* [What is asked]: Pull every line that holds the word "color" from the entries.

[begin Recorded information]

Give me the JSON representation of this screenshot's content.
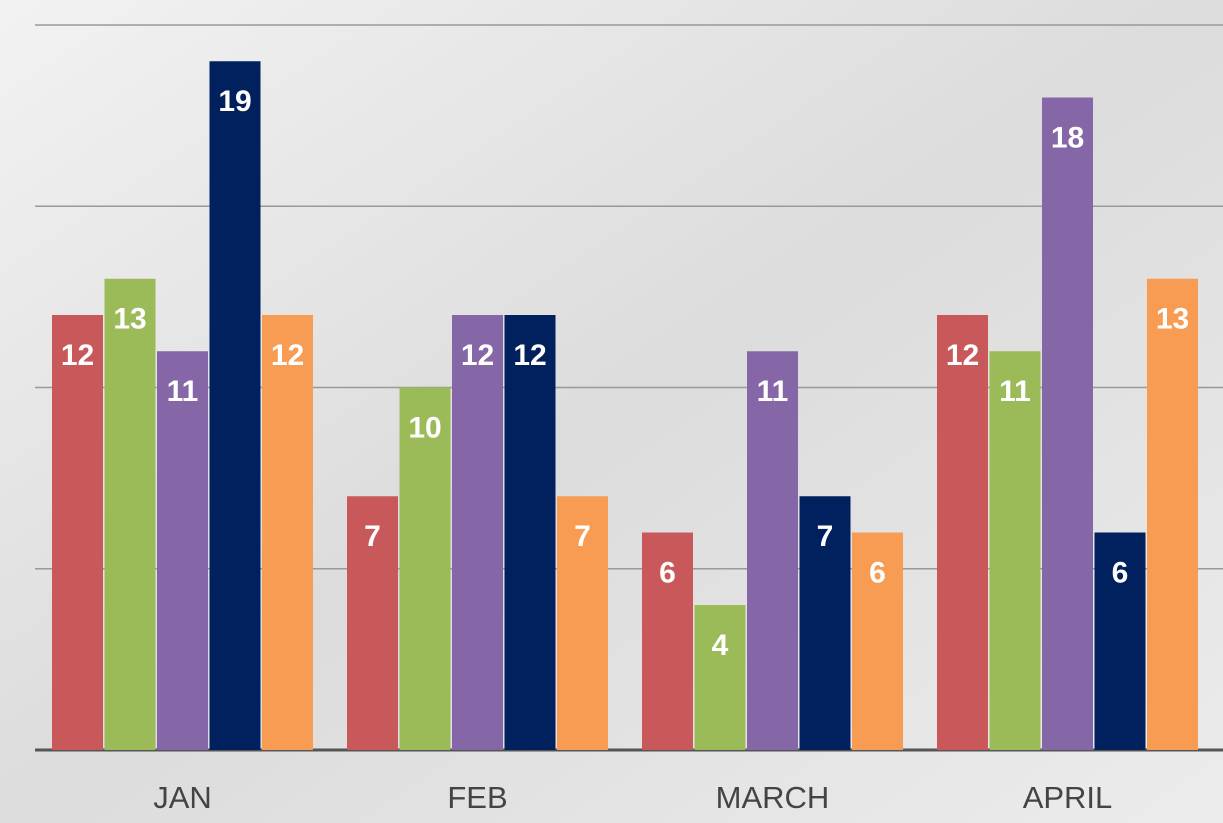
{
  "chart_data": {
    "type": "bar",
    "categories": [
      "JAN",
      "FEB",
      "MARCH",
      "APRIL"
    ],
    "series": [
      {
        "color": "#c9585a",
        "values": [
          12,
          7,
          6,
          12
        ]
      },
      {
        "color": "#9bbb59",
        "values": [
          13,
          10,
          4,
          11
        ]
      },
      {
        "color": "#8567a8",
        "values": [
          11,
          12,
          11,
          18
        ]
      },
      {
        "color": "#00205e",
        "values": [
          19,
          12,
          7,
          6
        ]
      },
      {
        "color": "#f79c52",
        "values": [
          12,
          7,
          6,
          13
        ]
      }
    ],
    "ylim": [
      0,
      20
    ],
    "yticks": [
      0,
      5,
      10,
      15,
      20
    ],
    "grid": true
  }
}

[end Recorded information]

* [Reply to the task]:
        "color": "#c9585a",
        "color": "#9bbb59",
        "color": "#8567a8",
        "color": "#00205e",
        "color": "#f79c52",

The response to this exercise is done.